▶ **Page excerpt**:
'''

I am also aware that, in relation to the letter, you raised with my official at the inquiry session on 14 November the fact that in a following paragraph it states:
"As a result of this meeting".
That naturally implies that, in the preceding sentence, there was only one meeting, which included the chief executive of the Housing Executive, the Glass and Glazing Federation and Fusion21. My official advised the Committee on 14 November that he:
"should have changed the first four words of the next paragraph. I missed that."
The questioning from the Committee about that sentence implies that there was something sinister going on, or a potential cover-up. That could not be further from the truth. The truth is that it was an oversight or an inadvertent mistake — plain and simple. When the sentence was changed to include Fusion21, the following sentence should have been changed to read "these meetings" rather than "this meeting". My official did not notice that. I did not notice it either. I looked at the letter, saw that an amendment had been made and signed the letter.
I did not imagine at the time that a series of simple errors could lead us to this point. I doubt that any one of us here today could say that they have not made mistakes in letters, whether minor technical typing errors, grammatical errors or changing one part of a letter and forgetting to check whether that should be reflected elsewhere. Indeed, when I was reading these notes this morning, I noticed that I had also made a mistake overnight in amending something and correcting it inappropriately. The fact is that, in your own letter to me on 16 May there was a typing error, albeit a minor one, in the penultimate paragraph. That is just human nature; these things happen.
Mistakes are made mainly because we are very busy dealing with a number of things at any one time. My officials and I have a considerable amount of correspondence to deal with, and therefore handle many different issues in a day. In fact, my private office can receive over 130 e-mails a day. To date this year, there have been over 4,400 pieces of correspondence, including reports, briefings, letters and Assembly questions. Some of those reports and submissions can run to several hundred pages. I should, for the record, point out that, in the month of April 2012, 397 papers and pieces of correspondence crossed my desk. In May, the number was 551. I had a total of 126 meetings over those two months. Taking account of the sheer volume of correspondence etc that goes through my office, errors — even just simple typing errors — can be missed.
Let me be clear again: whoever was at the meeting on 16 April, it was immaterial to me at that time. My focus was simply on the double-glazing programme, the review of the specifications in line with the Glass and Glazing Federation guidelines, and the potential for significant savings to the public purse. The issue of who was actually at the meeting was not of such great significance at that time as others seem to place on it now. However, in considering where we are now, in light of the witness evidence given to date and the recent document discovery exercise in my Department, I realise and acknowledge that I inadvertently unintentionally misinformed the Committee in the letter. Let me assure you that that was not in any way deliberate. I realise that there has been confusion around the letter and the meetings referred to in it. However, I never sought to hide the fact that staff from Turkington's were at the meeting on 16 April. I simply believed that they were representing the interests of the Glass and Glazing Federation. I also held a meeting with Fusion21 seven days later. That is why I subsequently made my position clear on the meetings held with the Glass and Glazing Federation and Fusion21. I advised the Assembly on 8 July about that error, and I issued a revised written answer to set out clearly the position, which was that there were two separate meetings: one on 16 April 2012 and one on 23 April 2012. There are also a further two written answers that clarify the dates and context of both meetings.

'''

▶ **Listing**:

'''

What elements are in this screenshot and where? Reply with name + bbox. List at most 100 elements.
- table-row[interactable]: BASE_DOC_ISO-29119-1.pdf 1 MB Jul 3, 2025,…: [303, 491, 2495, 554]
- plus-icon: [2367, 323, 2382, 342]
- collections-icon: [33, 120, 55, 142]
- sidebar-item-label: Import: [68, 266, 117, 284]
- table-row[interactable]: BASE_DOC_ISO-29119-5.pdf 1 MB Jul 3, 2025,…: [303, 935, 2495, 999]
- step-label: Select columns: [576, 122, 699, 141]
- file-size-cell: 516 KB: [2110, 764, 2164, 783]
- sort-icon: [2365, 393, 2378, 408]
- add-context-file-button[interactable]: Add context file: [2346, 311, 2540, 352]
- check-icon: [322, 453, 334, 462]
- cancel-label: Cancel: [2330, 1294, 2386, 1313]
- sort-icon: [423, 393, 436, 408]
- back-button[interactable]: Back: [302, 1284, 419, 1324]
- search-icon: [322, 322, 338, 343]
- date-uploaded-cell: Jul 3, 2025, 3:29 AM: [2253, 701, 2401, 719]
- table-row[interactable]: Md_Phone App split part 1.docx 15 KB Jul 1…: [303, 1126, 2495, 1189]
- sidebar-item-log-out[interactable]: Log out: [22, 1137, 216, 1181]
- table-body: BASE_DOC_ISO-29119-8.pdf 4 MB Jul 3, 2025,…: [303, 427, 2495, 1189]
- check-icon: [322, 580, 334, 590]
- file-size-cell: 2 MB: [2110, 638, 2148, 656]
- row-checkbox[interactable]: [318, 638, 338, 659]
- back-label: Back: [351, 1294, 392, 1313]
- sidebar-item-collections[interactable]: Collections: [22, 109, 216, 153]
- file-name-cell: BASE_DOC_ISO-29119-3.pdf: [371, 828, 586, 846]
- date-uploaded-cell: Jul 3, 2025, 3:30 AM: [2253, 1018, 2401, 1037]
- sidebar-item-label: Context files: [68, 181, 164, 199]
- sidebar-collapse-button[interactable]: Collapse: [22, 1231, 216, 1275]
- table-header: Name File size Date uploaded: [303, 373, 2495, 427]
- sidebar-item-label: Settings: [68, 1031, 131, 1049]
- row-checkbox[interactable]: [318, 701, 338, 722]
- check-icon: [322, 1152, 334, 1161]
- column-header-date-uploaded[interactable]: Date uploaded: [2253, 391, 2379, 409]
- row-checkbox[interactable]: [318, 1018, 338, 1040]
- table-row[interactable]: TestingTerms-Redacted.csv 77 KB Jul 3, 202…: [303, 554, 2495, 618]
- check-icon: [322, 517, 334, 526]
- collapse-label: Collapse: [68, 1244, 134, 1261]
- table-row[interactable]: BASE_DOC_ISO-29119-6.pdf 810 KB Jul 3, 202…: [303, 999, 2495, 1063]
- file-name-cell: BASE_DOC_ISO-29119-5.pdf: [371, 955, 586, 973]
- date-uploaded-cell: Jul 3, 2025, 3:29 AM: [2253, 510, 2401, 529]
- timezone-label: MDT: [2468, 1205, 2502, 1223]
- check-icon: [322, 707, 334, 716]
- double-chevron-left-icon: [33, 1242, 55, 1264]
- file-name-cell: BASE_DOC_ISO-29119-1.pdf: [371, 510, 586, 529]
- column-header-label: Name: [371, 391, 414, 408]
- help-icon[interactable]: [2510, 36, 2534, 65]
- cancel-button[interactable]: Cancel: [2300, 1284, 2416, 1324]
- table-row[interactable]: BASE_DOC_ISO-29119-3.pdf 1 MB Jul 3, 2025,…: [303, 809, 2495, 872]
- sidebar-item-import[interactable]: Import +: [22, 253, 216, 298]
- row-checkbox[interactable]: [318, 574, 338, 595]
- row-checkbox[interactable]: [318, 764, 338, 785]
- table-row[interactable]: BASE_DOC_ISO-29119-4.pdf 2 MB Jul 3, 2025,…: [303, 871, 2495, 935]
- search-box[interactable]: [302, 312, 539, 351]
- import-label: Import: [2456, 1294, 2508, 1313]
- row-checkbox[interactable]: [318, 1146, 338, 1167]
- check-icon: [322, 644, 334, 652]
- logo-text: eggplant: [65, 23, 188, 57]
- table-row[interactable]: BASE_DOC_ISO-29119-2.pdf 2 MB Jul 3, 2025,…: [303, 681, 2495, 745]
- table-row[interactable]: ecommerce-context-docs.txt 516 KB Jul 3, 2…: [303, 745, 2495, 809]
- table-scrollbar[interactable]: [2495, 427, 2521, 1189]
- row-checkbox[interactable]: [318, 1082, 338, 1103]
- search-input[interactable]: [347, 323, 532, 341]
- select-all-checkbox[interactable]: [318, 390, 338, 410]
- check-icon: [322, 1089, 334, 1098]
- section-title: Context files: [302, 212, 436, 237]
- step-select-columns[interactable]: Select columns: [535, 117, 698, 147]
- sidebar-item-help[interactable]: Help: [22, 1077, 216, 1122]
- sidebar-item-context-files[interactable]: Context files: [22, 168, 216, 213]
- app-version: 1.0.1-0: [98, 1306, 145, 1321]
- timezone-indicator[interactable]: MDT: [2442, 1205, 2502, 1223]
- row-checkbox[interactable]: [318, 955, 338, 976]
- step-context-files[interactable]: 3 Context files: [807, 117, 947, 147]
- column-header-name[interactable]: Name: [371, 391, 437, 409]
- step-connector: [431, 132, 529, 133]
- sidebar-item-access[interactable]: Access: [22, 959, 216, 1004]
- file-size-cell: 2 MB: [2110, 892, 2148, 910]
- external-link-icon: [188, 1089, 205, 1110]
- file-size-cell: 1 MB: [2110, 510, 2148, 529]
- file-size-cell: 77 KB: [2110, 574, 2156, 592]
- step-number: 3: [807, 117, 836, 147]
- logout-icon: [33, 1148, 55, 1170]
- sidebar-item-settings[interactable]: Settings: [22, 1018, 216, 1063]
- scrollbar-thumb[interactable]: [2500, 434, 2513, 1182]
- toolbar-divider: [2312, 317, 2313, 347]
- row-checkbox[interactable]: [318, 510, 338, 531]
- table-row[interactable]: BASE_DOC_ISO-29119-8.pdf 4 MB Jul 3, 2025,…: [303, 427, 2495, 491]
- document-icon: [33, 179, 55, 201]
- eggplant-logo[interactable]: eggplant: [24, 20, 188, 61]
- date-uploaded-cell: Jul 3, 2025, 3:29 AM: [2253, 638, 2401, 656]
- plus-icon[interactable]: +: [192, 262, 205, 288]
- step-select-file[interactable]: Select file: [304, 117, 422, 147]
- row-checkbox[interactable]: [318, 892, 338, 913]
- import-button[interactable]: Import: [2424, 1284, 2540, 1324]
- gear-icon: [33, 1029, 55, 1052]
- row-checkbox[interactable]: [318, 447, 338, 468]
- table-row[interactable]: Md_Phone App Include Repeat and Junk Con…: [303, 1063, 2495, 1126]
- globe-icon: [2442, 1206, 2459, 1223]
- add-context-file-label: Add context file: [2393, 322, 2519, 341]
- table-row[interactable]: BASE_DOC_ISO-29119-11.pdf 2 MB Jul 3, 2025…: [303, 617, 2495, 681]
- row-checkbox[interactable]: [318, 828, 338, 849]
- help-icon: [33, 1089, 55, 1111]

'''

▶ **Tasks**:
(1) Summarize the statement on the letter in two sentences.
(2) According to the statement on the letter, how many papers and pieces of correspondence crossed the speaker's desk in April 2012?
(3) Please set down the passage of the statement on the letter from "I did not imagine" up to and including "these things happen.".

▶ **Written answers**:
(1) The speaker explains that a letter wrongly implied a single meeting because, after Fusion21 was added to one sentence, the phrase "this meeting" in the next paragraph was not changed to "these meetings." The speaker calls this an inadvertent mistake caused partly by a heavy workload, admits to having unintentionally misinformed the Committee, and notes that the Assembly was told on 8 July that there were two separate meetings, on 16 April 2012 and 23 April 2012.

(2) 397

(3)
I did not imagine at the time that a series of simple errors could lead us to this point. I doubt that any one of us here today could say that they have not made mistakes in letters, whether minor technical typing errors, grammatical errors or changing one part of a letter and forgetting to check whether that should be reflected elsewhere. Indeed, when I was reading these notes this morning, I noticed that I had also made a mistake overnight in amending something and correcting it inappropriately. The fact is that, in your own letter to me on 16 May there was a typing error, albeit a minor one, in the penultimate paragraph. That is just human nature; these things happen.